— Document segment —
* Start *
Very few PDEs have analytical solutions, so numerical methods have been developed to approximate PDE solutions over a wider range of potential problems.

Numerical Methods

Often, approaches for temporal PDEs follow the method of lines (MOL).

Every point of the discretization is then thought of as a separate ODE evolving in time, enabling the use of ODE solvers such as Runge-Kutta methods.

1. Discretizing the problem

In the most basic case (a regular grid), arbitrary spatial and temporal resolutions \(\mathbf{n_{x}}\) and \(n_{t}\) can be chosen and thus used to create a grid where \(\mathbf{n_{x}}\) is a vector containing a resolution for each spatial dimension.


The domain may also be irregularly sampled, resulting in a grid-free discretization. This is often the case with real-world data that comes from scattered sensors, for example.

FDM or any other time discretization technique can be used to discretize the time domain.

One direction of ongoing research seeks to determine discretization methods which can result in more efficient numerical solvers (for example, take larger steps in flatter regions and smaller steps in rapidly changing regions).


2. Estimating the spatial derivatives

A popular choice when using a gridded discretization is the finite difference method (FDM). Spatial derivative operators are replaced by a stencil which indicates how values at a finite set of neighboring grid points are combined to approximate the derivative at a given position. This stencil is based on the Taylor series expansion.

Credits: Augusto Peres, Inductiva .

The finite volume method (FVM) is another approach which works for irregular geometries. Rather than requiring a grid, the computation domain can be divided into discrete, non-overlapping control volumes used to compute the solution for that portion .

While this method only works for conservation form equations, it can handle complex problems with irregular geometries and fluxes that are difficult to handle with other numerical techniques such as the FDM.


In the pseudospectral method (PSM), PDEs are solved pointwise in physical space by using basis functions to approximate the spatial derivatives .

It is well-suited for solving problems with smooth solutions and periodic boundary conditions, but its performance drops for irregular or non-smooth solutions.


3. Time updates
The resulting problem is a set of temporal ODEs which can be solved with classical ODE solvers such as any member of the Runge-Kutta method family.


Limitations of Classical Methods

The properties of a PDE, such as its order, linearity, homogeneity, and boundary conditions, determine its solution method. Different methods have been developed based on the different properties and requirements of the problem at hand. Brandstetter at al. categorizes these requirements into the following :

User Structural Implementational
Computation efficiency, computational cost, accuracy, guarantees (or uncertainty estimates), generalization across PDEs Spatial and temporal resolution, boundary conditions, domain sampling regularity, dimensionality Stability over long rollouts, preservation of invariants

The countless combinations of requirements resulted in what Bartels defines as a splitter field : a specialized classical solver is developed for each sub-problems, resulting in many specialized tools rather than a single one.
* End *
— Directives —
(1) In the passage on numerical methods for PDEs, what kinds of problems is the pseudospectral method said to be well-suited for?
(2) Continue the passage on numerical methods for PDEs from its final sentence.

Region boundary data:
* Start *
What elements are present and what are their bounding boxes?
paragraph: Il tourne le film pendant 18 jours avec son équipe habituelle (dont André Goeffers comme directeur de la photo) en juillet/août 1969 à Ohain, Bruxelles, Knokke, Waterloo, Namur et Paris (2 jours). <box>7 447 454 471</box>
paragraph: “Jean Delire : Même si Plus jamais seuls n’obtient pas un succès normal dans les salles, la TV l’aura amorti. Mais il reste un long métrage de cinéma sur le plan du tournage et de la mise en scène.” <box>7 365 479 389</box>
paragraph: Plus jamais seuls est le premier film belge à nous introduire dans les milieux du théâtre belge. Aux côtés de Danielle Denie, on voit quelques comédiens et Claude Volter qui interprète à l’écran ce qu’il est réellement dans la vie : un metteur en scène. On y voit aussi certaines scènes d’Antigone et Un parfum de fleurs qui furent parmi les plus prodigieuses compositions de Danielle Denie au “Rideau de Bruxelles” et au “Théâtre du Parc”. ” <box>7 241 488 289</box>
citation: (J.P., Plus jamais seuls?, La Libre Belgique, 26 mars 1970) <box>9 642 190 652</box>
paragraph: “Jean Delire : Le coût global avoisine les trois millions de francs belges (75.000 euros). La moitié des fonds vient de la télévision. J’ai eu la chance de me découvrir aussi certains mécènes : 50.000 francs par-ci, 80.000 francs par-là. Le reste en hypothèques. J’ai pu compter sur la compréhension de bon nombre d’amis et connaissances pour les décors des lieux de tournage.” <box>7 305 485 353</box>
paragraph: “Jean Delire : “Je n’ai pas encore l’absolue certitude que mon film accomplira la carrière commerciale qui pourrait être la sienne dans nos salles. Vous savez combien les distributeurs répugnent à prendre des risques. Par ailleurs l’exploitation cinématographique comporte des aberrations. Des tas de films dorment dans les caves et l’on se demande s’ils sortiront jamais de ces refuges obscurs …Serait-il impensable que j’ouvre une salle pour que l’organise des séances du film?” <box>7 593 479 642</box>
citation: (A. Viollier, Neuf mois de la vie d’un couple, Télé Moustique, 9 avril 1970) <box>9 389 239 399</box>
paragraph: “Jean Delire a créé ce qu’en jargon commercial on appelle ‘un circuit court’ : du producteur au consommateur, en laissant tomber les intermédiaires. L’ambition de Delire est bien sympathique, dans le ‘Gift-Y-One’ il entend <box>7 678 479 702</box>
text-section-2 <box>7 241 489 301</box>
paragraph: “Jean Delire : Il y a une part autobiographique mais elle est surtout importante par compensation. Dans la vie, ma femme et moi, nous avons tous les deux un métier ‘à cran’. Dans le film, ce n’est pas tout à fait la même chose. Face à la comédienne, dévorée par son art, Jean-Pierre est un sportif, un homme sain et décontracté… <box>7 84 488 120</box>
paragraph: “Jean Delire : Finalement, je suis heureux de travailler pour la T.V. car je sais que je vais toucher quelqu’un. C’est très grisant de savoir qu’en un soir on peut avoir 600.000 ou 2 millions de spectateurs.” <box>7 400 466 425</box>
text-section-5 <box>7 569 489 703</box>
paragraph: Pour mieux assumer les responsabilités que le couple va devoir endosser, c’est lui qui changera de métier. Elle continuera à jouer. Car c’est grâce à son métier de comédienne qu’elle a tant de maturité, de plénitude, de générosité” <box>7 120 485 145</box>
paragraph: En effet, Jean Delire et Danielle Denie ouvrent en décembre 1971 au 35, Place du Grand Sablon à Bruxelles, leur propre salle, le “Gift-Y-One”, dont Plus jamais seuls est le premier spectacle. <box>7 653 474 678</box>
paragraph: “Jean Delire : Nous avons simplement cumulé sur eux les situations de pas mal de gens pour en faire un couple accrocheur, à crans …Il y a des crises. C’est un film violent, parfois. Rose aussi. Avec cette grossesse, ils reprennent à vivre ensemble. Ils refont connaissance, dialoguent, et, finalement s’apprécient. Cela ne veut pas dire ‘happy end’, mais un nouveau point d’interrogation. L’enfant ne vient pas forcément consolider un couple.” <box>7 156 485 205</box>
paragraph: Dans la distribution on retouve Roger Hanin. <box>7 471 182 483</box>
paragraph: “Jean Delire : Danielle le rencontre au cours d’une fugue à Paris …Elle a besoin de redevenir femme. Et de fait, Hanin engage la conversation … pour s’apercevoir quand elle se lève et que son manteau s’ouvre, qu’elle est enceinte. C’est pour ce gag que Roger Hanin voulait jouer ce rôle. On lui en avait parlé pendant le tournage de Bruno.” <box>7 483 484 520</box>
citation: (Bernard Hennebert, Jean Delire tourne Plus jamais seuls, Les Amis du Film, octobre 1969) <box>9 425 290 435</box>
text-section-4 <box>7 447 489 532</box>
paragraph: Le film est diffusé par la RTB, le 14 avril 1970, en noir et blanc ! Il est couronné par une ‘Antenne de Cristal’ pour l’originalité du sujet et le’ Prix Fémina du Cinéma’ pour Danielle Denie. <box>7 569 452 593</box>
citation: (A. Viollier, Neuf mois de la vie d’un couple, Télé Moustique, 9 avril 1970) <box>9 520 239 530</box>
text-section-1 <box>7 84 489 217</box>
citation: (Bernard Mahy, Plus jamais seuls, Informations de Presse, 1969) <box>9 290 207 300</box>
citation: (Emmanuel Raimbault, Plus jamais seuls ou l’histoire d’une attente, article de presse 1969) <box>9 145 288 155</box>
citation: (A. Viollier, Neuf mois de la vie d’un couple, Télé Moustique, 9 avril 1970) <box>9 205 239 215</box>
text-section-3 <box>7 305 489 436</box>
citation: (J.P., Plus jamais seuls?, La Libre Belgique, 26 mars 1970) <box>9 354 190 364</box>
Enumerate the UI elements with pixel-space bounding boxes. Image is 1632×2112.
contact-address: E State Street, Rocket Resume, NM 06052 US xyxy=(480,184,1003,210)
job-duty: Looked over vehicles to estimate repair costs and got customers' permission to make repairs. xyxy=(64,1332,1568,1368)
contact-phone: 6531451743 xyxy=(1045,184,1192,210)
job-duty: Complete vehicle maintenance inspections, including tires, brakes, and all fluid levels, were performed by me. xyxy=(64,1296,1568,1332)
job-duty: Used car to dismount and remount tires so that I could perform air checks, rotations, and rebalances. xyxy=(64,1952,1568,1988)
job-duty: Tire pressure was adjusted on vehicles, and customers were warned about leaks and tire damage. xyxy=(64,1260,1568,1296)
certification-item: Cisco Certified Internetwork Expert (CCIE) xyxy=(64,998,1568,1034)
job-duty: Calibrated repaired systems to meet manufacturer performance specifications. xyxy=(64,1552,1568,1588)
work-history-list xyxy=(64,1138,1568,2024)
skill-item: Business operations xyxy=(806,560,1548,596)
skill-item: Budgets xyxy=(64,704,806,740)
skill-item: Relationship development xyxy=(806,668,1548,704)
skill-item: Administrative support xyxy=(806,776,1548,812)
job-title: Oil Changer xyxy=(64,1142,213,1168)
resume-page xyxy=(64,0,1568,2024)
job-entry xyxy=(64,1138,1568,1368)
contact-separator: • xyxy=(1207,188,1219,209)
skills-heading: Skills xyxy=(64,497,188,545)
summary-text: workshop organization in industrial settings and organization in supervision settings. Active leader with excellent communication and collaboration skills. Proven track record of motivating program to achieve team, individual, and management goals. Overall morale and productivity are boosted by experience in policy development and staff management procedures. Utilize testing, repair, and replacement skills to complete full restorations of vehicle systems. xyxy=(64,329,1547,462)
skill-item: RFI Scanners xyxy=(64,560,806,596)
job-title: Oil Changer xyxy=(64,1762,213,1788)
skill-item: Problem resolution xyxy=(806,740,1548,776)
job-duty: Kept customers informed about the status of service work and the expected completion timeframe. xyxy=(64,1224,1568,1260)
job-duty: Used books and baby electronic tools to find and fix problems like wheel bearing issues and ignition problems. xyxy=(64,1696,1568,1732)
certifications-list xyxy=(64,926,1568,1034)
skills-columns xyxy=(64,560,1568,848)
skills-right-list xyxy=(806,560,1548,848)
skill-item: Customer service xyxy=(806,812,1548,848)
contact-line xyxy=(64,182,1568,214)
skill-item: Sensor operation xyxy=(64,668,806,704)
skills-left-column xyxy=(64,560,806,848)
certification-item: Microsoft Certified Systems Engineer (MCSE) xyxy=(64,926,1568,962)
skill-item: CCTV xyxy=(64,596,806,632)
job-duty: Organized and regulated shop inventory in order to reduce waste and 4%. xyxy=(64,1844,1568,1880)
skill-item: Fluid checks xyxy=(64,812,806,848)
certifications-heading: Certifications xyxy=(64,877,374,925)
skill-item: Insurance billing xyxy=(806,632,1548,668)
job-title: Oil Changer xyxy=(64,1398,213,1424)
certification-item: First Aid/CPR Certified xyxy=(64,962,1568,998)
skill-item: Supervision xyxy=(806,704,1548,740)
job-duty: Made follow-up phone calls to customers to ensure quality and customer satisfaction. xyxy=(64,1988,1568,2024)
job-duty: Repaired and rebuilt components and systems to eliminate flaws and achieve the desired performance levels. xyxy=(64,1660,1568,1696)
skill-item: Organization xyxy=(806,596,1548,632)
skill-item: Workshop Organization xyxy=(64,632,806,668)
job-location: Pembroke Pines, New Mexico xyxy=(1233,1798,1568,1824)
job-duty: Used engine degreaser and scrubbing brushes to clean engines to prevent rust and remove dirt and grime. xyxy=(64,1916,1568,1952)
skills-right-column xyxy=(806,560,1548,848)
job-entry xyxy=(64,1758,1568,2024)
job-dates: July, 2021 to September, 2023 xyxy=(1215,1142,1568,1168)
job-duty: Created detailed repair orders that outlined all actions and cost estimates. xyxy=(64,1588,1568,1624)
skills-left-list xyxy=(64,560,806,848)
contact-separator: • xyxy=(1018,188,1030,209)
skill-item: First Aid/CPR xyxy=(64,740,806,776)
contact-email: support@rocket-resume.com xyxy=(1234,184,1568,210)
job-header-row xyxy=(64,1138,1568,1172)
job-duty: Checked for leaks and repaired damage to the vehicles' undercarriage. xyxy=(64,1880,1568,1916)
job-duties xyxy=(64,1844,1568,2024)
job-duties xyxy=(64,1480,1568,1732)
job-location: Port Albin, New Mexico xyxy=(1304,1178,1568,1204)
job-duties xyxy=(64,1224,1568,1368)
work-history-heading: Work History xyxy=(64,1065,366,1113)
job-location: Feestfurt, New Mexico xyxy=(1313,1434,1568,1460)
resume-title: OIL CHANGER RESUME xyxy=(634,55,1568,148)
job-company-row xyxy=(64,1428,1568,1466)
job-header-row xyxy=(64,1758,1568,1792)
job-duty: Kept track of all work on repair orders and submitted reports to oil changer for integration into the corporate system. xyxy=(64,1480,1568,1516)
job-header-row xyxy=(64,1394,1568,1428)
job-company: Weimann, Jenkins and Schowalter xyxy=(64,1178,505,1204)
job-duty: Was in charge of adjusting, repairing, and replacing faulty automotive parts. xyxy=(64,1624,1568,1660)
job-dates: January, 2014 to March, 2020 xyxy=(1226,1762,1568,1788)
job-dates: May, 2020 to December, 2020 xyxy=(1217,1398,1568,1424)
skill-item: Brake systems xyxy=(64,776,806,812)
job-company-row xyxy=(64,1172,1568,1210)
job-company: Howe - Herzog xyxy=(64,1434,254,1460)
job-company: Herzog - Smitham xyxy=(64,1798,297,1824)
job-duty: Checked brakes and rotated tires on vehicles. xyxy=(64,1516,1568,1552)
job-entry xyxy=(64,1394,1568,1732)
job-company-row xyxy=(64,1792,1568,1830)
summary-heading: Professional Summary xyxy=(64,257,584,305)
* End *
— Responses —
(1) Problems with smooth solutions and periodic boundary conditions.

(2)
These methods, while effective and mathematically proven, often come at high computation costs. Taking into account that PDEs often exhibit chaotic behaviour and are sensitive to any changes in their parameters, re-running a solver every time a coefficient or boundary condition changes in a single PDE can be computationally expensive.

Courant–Friedrichs–Lewy (CFL) condition

The maximum time step size should be proportional to the minimum spatial grid size.

According to this condition, as the number of dimensions increases, the size of the temporal step must decrease and therefore numerical solvers become very slow for complex PDEs.

Neural Solvers

Neural solvers offer some very desirable properties that may serve to unify some of this splitter field. Neural networks can learn and generalize to new contexts such as different initial/boundary conditions, coefficients, or even different PDEs entirely . They can also circumvent the CFL condition, making them a promising avenue for solving highly complex PDEs such as those found in weather prediction.

Neural operator methods

Neural operator methods model the solution of a PDE as an operator that maps inputs to outputs. The problem is set such that a neural operator \(\mathcal{M}\) satisfies \(\mathcal{M}(t,\mathbf{u}^{0}) = \mathbf{u}(t)\) where \(\mathbf{u}^{0}\) are the initial conditions .

One of the current state-of-the-art models is the Fourier Neural Operator (FNO) . It operates within Fourier space and takes advantage of the convolution theorem to place the integral kernel in Fourier space as a convolutional operator.

These global integral operators (implemented as Fourier space convolutional operators) are combined with local nonlinear activation functions, resulting in an architecture which is highly expressive yet computationally efficient, as well as being resolution-invariant.

While the vanilla FNO required the input function to be defined on a grid due to its reliance on the FFT, further work developed mesh-independent variations as well .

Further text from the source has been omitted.